§ EXERCISE OBJECTIVE
Only the number is wanted: how many lines hold the word "JSON"?

------ RECORDS TO USE

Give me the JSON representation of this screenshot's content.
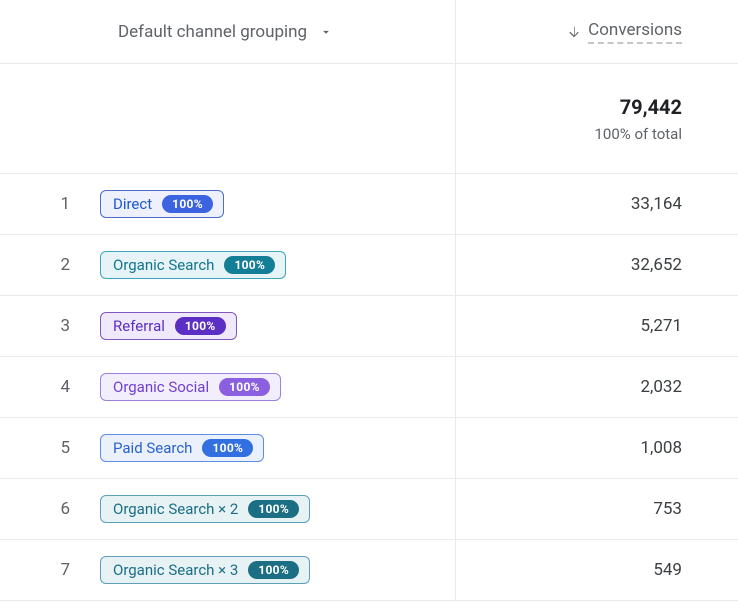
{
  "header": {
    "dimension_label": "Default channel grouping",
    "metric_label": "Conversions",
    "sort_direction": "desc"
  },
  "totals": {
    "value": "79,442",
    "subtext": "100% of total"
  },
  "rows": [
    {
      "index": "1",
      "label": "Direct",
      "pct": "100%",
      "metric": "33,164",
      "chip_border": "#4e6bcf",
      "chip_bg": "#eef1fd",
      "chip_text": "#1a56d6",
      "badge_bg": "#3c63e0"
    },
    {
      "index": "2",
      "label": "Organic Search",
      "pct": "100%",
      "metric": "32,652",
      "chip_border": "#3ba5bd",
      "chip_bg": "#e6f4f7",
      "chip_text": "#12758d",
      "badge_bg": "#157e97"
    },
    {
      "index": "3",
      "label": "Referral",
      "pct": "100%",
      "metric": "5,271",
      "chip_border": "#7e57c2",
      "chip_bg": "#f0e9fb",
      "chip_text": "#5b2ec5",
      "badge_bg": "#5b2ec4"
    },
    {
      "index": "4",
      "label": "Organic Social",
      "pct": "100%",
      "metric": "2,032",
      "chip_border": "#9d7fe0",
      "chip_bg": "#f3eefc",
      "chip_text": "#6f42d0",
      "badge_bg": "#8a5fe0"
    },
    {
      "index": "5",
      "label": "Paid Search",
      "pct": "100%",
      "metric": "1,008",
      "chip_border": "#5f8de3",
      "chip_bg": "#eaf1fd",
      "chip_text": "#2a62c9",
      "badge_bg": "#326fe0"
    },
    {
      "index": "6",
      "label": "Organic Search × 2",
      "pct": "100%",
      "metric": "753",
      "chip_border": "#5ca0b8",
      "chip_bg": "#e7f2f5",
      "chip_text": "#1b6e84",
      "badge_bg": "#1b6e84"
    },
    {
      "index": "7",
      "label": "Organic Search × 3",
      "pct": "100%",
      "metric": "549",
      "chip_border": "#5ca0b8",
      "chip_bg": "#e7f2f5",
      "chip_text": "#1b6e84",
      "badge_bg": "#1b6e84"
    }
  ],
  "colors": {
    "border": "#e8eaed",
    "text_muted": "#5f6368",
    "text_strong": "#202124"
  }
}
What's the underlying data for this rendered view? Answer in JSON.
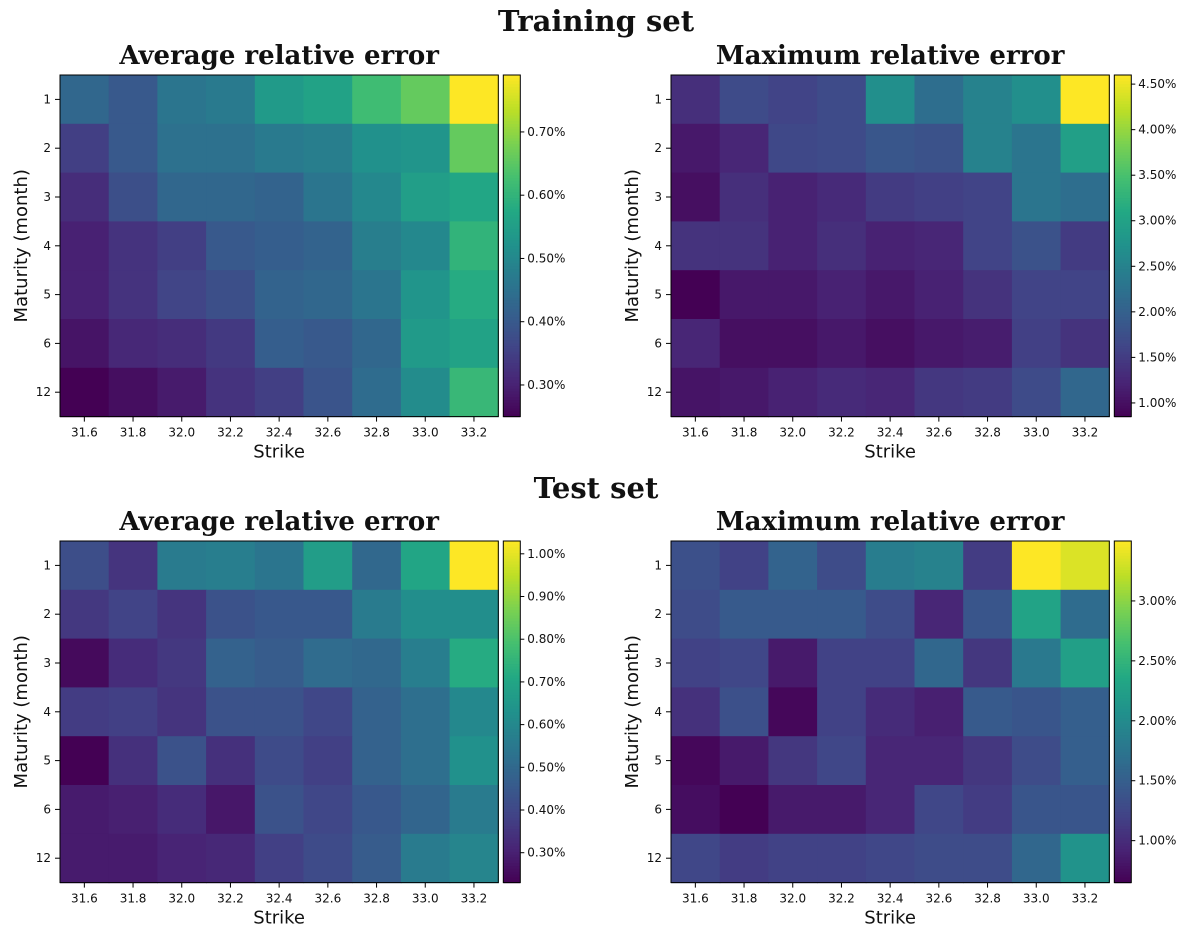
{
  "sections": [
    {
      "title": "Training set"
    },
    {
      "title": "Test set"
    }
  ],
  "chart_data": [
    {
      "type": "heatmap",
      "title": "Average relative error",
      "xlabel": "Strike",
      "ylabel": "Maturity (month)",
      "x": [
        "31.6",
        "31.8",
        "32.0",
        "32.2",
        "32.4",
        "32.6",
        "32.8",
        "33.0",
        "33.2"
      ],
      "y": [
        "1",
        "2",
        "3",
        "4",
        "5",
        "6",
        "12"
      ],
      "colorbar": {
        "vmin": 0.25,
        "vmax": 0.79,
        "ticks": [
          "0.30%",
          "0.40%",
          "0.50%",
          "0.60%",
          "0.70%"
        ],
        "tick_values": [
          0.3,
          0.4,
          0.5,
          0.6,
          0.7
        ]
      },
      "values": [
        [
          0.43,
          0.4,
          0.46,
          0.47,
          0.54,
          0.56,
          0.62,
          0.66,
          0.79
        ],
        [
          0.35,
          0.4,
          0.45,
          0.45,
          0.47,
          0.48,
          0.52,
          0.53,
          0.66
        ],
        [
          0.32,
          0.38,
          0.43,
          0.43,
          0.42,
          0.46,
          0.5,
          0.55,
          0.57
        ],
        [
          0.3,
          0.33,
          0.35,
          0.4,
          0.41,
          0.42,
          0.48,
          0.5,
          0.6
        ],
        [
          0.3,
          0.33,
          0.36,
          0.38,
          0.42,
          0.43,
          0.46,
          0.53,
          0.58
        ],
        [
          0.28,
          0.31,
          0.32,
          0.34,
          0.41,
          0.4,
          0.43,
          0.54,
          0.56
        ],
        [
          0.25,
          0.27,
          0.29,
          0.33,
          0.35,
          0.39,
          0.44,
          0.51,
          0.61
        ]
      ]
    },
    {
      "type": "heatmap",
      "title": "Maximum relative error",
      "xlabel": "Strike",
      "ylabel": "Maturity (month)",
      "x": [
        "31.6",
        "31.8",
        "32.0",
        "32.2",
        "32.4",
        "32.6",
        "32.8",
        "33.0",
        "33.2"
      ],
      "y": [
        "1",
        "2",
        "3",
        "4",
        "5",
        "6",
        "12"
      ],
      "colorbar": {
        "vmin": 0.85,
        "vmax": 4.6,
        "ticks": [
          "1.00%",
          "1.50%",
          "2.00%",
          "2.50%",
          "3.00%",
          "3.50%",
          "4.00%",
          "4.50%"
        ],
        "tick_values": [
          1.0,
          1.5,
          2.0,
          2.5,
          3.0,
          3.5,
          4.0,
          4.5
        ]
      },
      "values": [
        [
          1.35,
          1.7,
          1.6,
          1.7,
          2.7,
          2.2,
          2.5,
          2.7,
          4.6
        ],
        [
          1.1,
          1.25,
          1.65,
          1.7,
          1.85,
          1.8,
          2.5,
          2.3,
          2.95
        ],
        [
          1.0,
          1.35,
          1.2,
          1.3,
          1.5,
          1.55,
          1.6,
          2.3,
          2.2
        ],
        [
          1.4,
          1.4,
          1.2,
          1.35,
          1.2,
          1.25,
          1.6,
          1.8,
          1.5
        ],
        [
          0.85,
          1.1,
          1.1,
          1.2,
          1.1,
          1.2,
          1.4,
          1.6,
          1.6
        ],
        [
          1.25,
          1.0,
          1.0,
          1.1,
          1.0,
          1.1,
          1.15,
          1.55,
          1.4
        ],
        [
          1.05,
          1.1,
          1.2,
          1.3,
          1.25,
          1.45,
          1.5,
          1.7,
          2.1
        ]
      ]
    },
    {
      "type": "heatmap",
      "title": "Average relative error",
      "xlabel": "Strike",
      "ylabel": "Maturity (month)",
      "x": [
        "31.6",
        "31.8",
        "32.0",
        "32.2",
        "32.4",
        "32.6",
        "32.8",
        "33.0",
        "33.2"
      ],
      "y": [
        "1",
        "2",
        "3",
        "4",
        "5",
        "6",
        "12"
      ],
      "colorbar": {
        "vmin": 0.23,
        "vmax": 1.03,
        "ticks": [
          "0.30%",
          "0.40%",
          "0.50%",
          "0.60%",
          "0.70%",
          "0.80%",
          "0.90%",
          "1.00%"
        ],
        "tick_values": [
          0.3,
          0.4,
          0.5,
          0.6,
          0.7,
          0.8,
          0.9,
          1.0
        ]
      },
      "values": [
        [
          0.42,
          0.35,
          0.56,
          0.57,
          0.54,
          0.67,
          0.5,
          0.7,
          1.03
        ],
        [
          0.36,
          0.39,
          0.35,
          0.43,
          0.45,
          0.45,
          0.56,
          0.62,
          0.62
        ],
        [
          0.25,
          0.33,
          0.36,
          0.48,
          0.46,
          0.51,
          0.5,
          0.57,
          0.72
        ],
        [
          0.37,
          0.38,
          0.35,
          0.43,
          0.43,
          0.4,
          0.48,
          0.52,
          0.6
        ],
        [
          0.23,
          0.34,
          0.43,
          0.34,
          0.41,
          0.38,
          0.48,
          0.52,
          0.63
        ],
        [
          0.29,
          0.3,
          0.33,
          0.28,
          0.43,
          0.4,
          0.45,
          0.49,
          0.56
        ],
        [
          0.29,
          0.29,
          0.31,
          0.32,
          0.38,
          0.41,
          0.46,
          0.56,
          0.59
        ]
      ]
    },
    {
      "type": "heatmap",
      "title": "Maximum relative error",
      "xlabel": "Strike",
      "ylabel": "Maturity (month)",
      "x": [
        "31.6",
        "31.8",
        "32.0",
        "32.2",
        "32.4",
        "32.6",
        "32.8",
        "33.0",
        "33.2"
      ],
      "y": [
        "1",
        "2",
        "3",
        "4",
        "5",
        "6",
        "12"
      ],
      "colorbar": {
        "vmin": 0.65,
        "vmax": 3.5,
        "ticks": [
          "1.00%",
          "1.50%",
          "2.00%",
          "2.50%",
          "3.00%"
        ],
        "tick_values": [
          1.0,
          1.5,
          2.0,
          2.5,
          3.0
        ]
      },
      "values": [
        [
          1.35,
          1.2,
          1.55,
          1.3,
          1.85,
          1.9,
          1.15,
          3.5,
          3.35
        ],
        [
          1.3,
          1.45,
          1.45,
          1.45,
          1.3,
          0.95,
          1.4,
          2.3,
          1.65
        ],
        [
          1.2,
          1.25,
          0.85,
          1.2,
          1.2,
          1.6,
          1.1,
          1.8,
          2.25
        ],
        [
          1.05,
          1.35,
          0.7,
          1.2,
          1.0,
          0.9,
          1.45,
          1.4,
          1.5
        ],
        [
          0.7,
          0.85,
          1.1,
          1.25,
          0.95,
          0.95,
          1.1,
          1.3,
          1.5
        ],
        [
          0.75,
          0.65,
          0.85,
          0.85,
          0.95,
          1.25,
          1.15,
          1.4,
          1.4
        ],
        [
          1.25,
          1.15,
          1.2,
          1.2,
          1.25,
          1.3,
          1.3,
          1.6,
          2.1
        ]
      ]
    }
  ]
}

------------

§ CORRECT RESULT
2